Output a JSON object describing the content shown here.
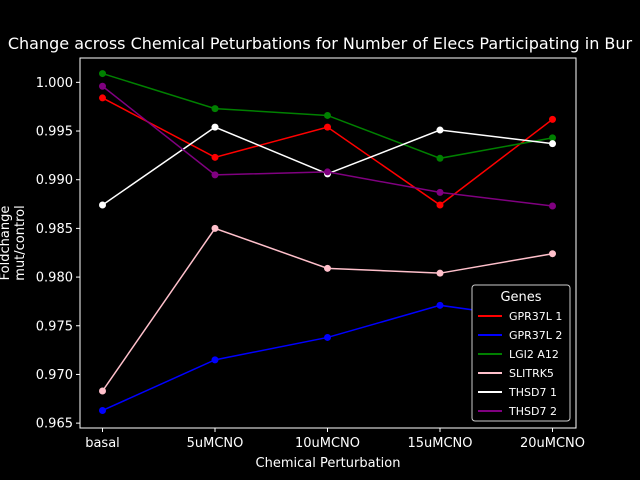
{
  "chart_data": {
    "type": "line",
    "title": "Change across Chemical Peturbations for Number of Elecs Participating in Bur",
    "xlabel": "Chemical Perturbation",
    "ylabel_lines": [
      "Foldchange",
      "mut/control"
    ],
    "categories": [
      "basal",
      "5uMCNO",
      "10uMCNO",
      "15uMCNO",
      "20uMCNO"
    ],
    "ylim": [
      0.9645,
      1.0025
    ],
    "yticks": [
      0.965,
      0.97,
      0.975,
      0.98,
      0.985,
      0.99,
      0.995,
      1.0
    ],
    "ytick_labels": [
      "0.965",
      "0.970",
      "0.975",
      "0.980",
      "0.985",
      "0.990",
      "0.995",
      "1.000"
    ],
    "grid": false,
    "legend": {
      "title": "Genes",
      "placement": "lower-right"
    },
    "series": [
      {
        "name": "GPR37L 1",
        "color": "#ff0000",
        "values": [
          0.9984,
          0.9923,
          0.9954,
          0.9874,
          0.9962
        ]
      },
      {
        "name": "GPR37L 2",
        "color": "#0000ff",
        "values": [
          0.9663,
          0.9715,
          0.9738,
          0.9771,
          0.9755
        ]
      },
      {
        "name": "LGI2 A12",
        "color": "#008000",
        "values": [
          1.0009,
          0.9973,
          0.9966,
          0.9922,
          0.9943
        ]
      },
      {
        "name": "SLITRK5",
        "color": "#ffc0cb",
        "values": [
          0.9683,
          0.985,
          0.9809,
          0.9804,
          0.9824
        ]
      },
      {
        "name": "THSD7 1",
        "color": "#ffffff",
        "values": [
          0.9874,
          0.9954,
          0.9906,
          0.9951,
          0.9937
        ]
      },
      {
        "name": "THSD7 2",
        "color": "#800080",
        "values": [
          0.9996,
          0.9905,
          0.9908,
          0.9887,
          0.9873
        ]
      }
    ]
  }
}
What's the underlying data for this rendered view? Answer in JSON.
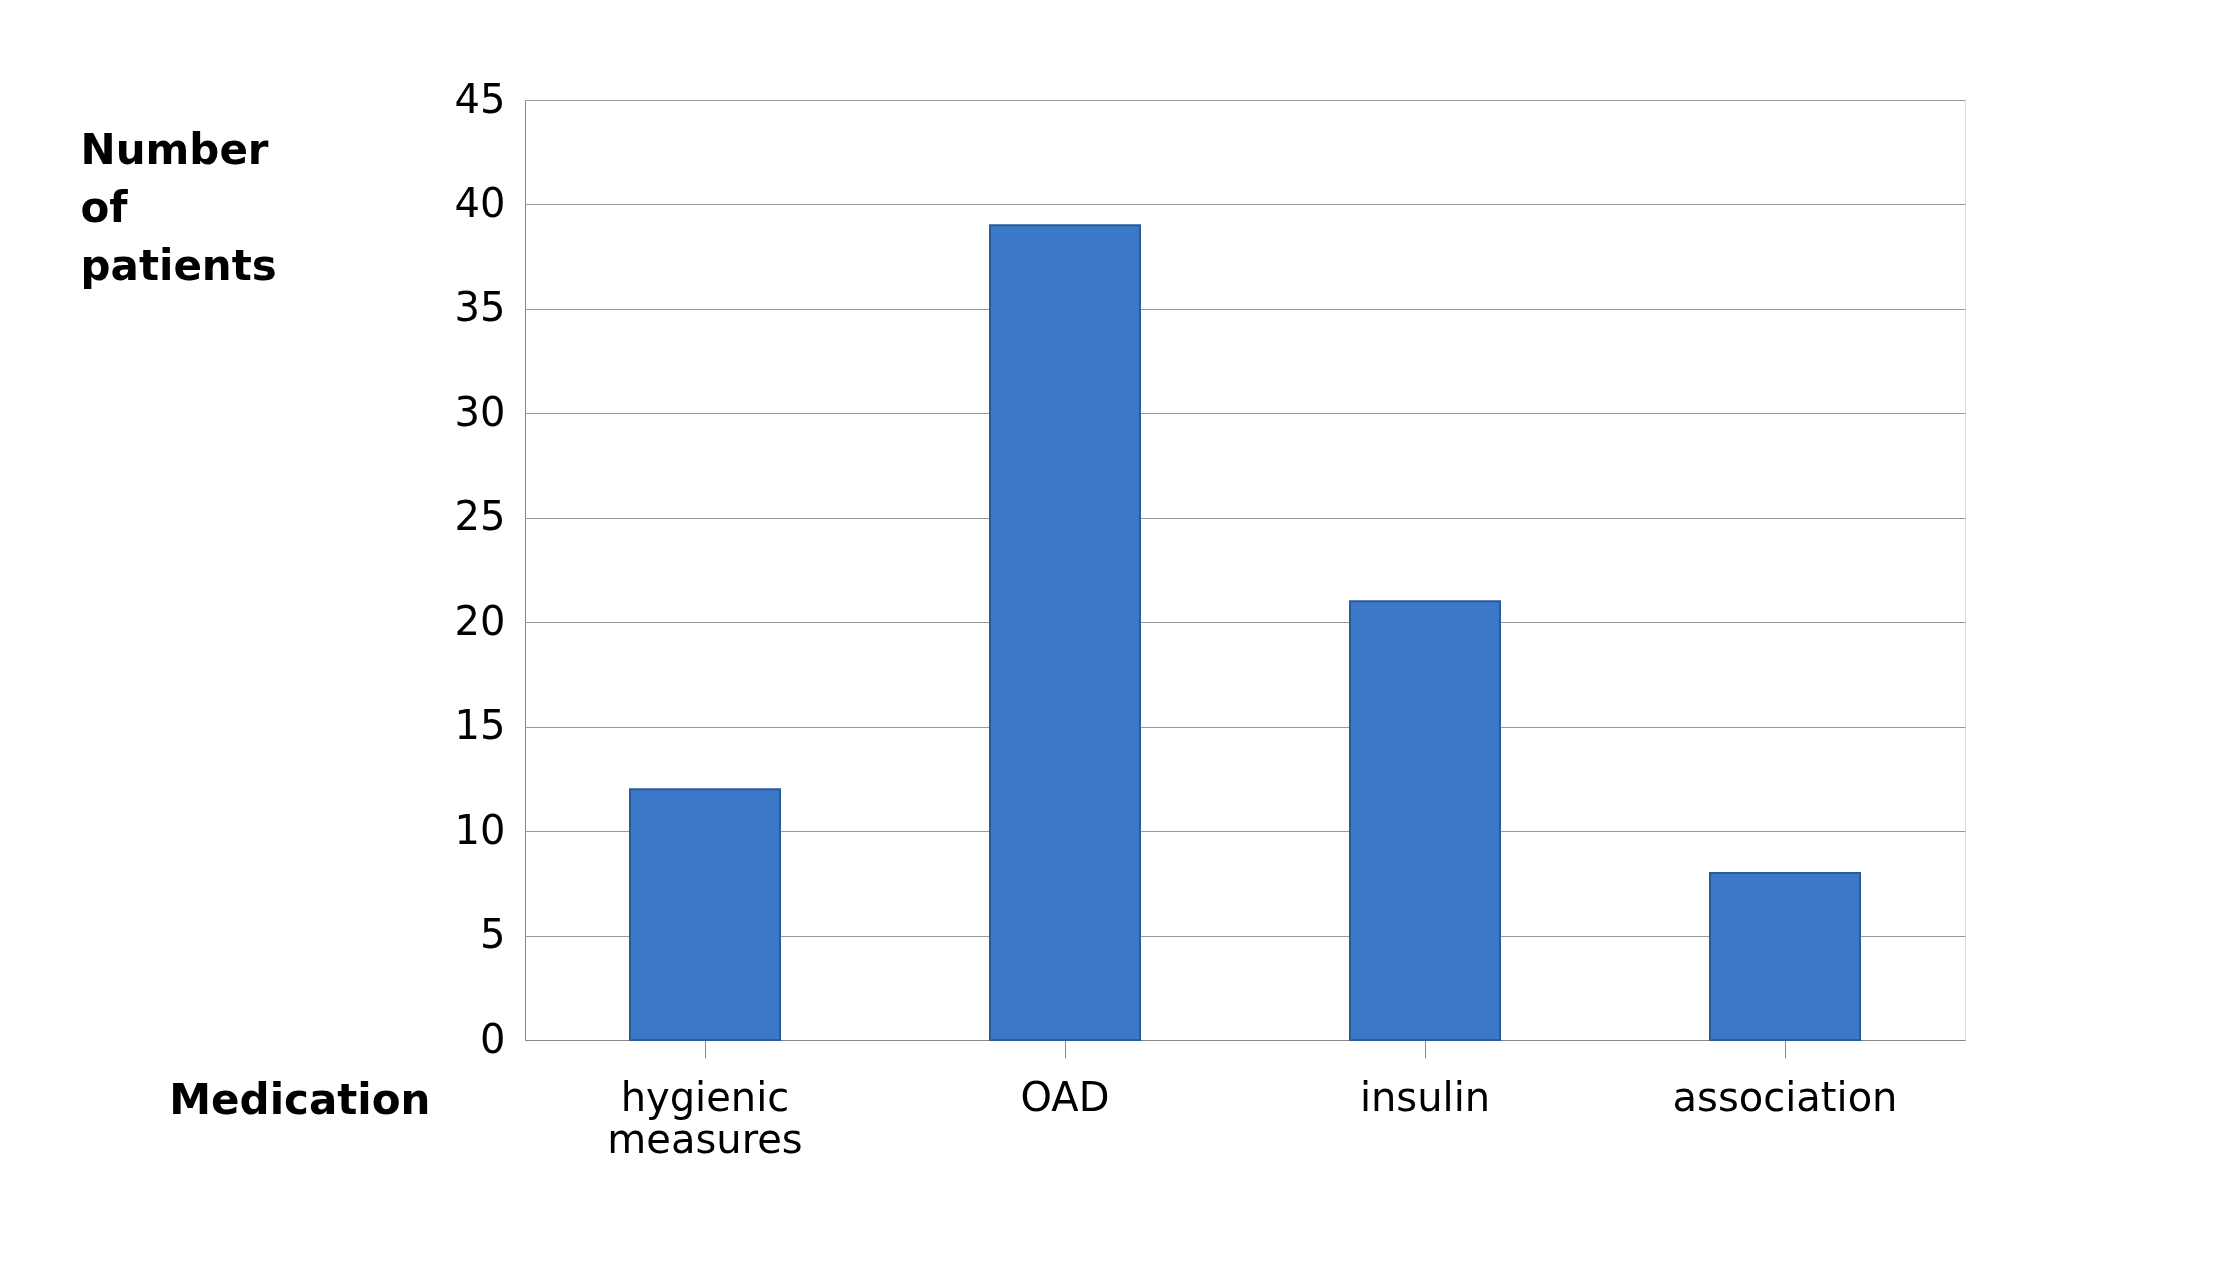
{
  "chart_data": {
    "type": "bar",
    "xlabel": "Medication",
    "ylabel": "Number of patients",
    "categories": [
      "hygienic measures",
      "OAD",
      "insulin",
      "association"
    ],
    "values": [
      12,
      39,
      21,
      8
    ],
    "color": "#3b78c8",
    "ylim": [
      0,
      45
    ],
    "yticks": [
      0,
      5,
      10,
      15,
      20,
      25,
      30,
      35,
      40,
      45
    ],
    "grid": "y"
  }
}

● **What to work on**:
Pick every line from the listing holding the string "name", and copy it.

● **Answer for this exercise**:
        "name": "GPR37L 1",
        "name": "GPR37L 2",
        "name": "LGI2 A12",
        "name": "SLITRK5",
        "name": "THSD7 1",
        "name": "THSD7 2",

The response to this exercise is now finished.